* [SELECTED TEXT]
----

David Matthews was a senior employee who resigned from his job owing to the actions of a disapproving manager. One year after his departure, the company was sold. Matthews sued, claiming that if he were not forced out, he would have received $1-million under the terms of the company’s long-term incentive plan that he participated in. However, the plan language appeared to exclude his entitlement once he was no longer employed. The Supreme Court agreed with Mr. Matthews, finding that contractual clauses which are intended to limit employees' rights should be interpreted in their favour.

In my experience, the language in Mr. Matthews' contract was clearer and more explicit than in most. However, the Supreme Court took a distinctly pro-employee approach toward interpreting the agreement, even suggesting that certain contractual clauses have to be specifically brought to the attention of employees in order not to be void. This sets a sky-high standard.

The impact of this case will be profound as virtually every dismissed employee will now assert entitlement to bonuses or other incentives that would have accrued to them following their departure, even where the terms of their contracts state otherwise.

In another important recent decision, a June ruling by the Ontario Court of Appeal may have undermined most of the severance clauses across the country. The most important component of any written employment agreement is how it can lawfully end. Non-union employment can only be terminated with reasonable advance notice or a payment in lieu of it (a.k.a. severance). This is calculated based on an employee’s age, tenure, and re-employment prospects. However, a properly worded employment contract can limit severance terms to only the minimum provincial or federal employment standards requirements, which in most cases is only a fraction of what would otherwise be required. To reduce severance costs, employers have increasingly designed contracts to do just that.

----

* [LISTED RECORDS]
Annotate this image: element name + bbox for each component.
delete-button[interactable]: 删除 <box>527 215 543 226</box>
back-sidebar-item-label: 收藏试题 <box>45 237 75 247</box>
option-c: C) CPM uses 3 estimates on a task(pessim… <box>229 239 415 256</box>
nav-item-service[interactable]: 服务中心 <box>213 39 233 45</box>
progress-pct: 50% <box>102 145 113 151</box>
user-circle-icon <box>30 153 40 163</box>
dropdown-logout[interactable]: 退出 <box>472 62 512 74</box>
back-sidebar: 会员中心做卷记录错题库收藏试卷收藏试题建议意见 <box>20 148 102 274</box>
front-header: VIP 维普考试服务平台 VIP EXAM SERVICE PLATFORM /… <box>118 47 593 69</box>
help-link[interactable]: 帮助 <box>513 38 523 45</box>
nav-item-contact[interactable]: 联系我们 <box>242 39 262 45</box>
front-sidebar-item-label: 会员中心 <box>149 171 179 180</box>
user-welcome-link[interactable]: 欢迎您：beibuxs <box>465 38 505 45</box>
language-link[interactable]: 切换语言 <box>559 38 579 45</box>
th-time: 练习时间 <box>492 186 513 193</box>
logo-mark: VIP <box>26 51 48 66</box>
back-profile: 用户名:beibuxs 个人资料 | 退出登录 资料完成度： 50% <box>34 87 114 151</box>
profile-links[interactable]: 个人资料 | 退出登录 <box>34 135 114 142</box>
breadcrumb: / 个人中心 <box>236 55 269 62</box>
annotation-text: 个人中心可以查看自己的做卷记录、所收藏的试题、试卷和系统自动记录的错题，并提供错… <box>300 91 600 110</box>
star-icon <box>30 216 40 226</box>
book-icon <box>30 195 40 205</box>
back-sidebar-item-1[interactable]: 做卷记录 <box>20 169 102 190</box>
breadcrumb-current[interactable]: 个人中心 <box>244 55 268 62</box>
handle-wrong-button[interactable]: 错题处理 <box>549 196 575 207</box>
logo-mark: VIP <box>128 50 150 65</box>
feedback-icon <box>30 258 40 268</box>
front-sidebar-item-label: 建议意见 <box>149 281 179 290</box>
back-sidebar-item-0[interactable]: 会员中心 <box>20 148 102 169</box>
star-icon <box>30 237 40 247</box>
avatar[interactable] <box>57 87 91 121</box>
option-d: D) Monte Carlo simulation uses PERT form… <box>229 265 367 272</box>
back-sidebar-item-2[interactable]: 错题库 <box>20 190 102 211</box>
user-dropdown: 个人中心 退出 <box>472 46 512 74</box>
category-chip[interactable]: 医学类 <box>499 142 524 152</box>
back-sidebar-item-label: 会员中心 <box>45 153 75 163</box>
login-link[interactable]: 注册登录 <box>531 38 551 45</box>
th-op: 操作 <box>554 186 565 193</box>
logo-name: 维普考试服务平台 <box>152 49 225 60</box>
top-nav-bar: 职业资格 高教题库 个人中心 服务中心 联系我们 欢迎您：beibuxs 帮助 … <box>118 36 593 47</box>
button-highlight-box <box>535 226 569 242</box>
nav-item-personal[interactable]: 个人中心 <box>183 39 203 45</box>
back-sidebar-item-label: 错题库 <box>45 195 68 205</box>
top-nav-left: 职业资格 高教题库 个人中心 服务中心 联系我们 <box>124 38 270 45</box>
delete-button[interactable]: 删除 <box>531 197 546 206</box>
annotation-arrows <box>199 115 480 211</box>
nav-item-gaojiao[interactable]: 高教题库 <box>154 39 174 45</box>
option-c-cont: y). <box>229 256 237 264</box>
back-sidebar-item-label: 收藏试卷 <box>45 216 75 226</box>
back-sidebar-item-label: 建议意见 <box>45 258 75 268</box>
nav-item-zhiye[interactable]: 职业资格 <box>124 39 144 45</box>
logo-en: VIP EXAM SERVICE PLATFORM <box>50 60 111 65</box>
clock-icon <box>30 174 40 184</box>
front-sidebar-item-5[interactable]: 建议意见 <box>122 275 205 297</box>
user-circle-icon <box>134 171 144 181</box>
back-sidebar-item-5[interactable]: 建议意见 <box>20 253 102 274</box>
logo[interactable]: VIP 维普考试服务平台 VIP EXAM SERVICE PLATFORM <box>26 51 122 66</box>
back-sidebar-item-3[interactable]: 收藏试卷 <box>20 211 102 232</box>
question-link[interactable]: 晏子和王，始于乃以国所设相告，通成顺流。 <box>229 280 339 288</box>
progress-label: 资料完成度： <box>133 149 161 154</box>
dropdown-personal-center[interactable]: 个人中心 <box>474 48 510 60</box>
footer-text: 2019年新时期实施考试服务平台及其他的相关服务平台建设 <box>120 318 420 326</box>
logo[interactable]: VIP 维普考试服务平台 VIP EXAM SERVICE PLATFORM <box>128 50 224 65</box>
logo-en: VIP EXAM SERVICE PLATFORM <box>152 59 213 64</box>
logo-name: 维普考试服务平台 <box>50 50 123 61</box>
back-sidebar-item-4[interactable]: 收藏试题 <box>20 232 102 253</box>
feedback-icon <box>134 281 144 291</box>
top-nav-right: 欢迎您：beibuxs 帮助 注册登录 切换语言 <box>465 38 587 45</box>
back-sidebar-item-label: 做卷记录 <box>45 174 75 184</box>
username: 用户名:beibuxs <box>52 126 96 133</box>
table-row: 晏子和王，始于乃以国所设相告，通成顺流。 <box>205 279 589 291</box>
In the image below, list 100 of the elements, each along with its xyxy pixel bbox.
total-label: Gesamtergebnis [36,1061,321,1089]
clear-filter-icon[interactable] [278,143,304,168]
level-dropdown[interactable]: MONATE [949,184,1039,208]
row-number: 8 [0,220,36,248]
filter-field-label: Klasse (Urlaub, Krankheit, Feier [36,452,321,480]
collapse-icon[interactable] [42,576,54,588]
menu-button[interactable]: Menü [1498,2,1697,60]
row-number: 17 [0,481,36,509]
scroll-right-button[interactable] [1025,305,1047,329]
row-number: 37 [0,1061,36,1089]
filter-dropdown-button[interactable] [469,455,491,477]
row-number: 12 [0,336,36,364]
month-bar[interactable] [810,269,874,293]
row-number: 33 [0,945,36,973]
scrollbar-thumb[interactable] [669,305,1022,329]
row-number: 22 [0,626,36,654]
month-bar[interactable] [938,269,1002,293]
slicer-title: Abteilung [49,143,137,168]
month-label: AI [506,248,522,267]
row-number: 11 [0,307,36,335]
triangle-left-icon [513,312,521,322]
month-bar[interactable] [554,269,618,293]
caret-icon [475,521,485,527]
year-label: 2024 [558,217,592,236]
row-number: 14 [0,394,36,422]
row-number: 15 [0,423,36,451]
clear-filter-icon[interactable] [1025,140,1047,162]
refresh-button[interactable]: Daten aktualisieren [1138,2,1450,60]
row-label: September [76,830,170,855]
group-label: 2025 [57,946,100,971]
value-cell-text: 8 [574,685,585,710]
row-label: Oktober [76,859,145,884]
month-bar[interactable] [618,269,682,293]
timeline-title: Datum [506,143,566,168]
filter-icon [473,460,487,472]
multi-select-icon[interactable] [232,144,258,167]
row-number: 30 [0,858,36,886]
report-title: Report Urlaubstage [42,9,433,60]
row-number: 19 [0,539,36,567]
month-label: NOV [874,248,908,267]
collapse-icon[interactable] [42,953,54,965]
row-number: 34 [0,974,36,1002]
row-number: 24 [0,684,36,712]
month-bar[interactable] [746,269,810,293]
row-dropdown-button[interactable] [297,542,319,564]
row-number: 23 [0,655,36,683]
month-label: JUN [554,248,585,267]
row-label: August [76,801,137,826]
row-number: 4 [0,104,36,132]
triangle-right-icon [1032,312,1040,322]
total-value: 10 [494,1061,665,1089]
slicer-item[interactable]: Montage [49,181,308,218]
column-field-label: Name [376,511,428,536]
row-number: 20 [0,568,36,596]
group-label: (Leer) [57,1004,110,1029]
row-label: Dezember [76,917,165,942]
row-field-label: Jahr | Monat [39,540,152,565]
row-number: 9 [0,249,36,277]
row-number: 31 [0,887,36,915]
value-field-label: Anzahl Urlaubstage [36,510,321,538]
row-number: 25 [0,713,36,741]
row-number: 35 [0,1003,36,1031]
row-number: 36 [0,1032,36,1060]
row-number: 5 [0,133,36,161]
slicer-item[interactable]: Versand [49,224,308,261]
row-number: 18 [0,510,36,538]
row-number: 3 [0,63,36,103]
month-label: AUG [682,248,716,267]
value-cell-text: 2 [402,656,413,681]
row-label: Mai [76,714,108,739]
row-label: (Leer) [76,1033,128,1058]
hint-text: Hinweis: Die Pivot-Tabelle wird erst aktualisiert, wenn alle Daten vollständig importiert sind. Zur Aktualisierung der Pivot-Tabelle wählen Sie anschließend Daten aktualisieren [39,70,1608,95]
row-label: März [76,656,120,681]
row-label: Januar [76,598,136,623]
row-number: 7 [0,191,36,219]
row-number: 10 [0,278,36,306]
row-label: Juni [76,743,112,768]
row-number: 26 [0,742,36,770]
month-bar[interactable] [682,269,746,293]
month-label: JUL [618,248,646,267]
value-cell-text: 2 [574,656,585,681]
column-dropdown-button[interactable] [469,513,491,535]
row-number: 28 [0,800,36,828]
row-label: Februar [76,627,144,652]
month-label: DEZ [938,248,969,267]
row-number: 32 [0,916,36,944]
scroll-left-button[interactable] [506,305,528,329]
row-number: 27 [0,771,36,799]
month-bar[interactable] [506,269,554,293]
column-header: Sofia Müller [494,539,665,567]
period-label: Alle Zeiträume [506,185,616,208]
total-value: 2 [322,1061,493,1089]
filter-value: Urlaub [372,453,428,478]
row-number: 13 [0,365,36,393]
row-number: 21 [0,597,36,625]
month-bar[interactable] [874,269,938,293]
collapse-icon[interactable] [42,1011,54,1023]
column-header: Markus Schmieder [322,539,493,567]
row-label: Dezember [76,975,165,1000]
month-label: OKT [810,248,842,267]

----

* [REQUIRED TASKS]
[A] Output the part of the article on employment contracts that begins at the words "In another important" and stops after "do just that.", copied word for word.
[B] Please go on with the article on employment contracts, picking up right after its last sentence.

* [EXPECTED RESPONSES]
[A]
In another important recent decision, a June ruling by the Ontario Court of Appeal may have undermined most of the severance clauses across the country. The most important component of any written employment agreement is how it can lawfully end. Non-union employment can only be terminated with reasonable advance notice or a payment in lieu of it (a.k.a. severance). This is calculated based on an employee’s age, tenure, and re-employment prospects. However, a properly worded employment contract can limit severance terms to only the minimum provincial or federal employment standards requirements, which in most cases is only a fraction of what would otherwise be required. To reduce severance costs, employers have increasingly designed contracts to do just that.

[B]
In Waksdale v. Swegon North America Inc., the Court of Appeal ruled that if any portion of the termination language offends employment standards laws, or could do so in the future, then the entire section of the contract is invalid. This basically signals to employers that when drafting severance clauses, the standard is one of perfection. Any remote or hypothetical inconsistency with employment standards is enough to see the clause struck down. This provides dismissed employees and their lawyers with significant ammunition to challenge severance-limiting clauses once thought to be ironclad.

Appeal courts, and particularly the Supreme Court, rarely address workplace rights. But when they do, they usually intend to make a statement. By sending employers back to the contractual drawing board these two decisions signal a far more protectionist view of employee rights. Thus, even where employers have implemented contractual language intended to immunize them from liability to workplace lawsuits, the courts may now be inclined to find a workaround.